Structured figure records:
□ □ □ □

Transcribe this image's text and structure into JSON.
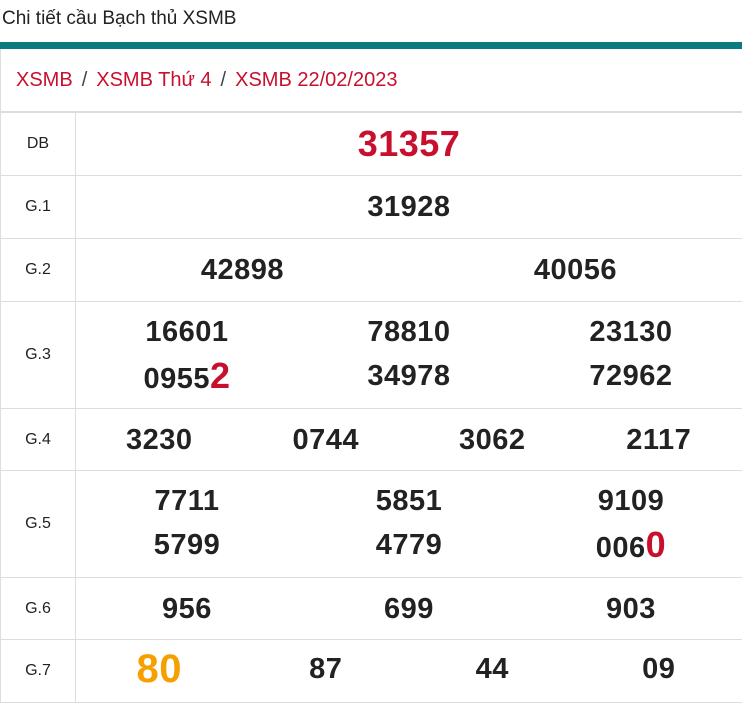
{
  "title": "Chi tiết cầu Bạch thủ XSMB",
  "breadcrumb": [
    "XSMB",
    "XSMB Thứ 4",
    "XSMB 22/02/2023"
  ],
  "colors": {
    "accent_bar": "#0a7b80",
    "red": "#c8102e",
    "orange": "#f5a000"
  },
  "prizes": [
    {
      "label": "DB",
      "cols": 1,
      "height": 1,
      "numbers": [
        {
          "text": "31357",
          "hl": ""
        }
      ]
    },
    {
      "label": "G.1",
      "cols": 1,
      "numbers": [
        {
          "text": "31928",
          "hl": ""
        }
      ]
    },
    {
      "label": "G.2",
      "cols": 2,
      "numbers": [
        {
          "text": "42898",
          "hl": ""
        },
        {
          "text": "40056",
          "hl": ""
        }
      ]
    },
    {
      "label": "G.3",
      "cols": 3,
      "numbers": [
        {
          "text": "16601",
          "hl": ""
        },
        {
          "text": "78810",
          "hl": ""
        },
        {
          "text": "23130",
          "hl": ""
        },
        {
          "text": "0955",
          "hl": "2",
          "hl_color": "red"
        },
        {
          "text": "34978",
          "hl": ""
        },
        {
          "text": "72962",
          "hl": ""
        }
      ]
    },
    {
      "label": "G.4",
      "cols": 4,
      "numbers": [
        {
          "text": "3230",
          "hl": ""
        },
        {
          "text": "0744",
          "hl": ""
        },
        {
          "text": "3062",
          "hl": ""
        },
        {
          "text": "2117",
          "hl": ""
        }
      ]
    },
    {
      "label": "G.5",
      "cols": 3,
      "numbers": [
        {
          "text": "7711",
          "hl": ""
        },
        {
          "text": "5851",
          "hl": ""
        },
        {
          "text": "9109",
          "hl": ""
        },
        {
          "text": "5799",
          "hl": ""
        },
        {
          "text": "4779",
          "hl": ""
        },
        {
          "text": "006",
          "hl": "0",
          "hl_color": "red"
        }
      ]
    },
    {
      "label": "G.6",
      "cols": 3,
      "numbers": [
        {
          "text": "956",
          "hl": ""
        },
        {
          "text": "699",
          "hl": ""
        },
        {
          "text": "903",
          "hl": ""
        }
      ]
    },
    {
      "label": "G.7",
      "cols": 4,
      "numbers": [
        {
          "text": "",
          "hl": "80",
          "hl_color": "orange"
        },
        {
          "text": "87",
          "hl": ""
        },
        {
          "text": "44",
          "hl": ""
        },
        {
          "text": "09",
          "hl": ""
        }
      ]
    }
  ]
}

□ □ □ □

OBJECTIVE: Which lines contain the word "XSMB"? Return each of them.

SOLUTION BELOW:
  "title": "Chi tiết cầu Bạch thủ XSMB",
    "XSMB",
    "XSMB Thứ 4",
    "XSMB 22/02/2023"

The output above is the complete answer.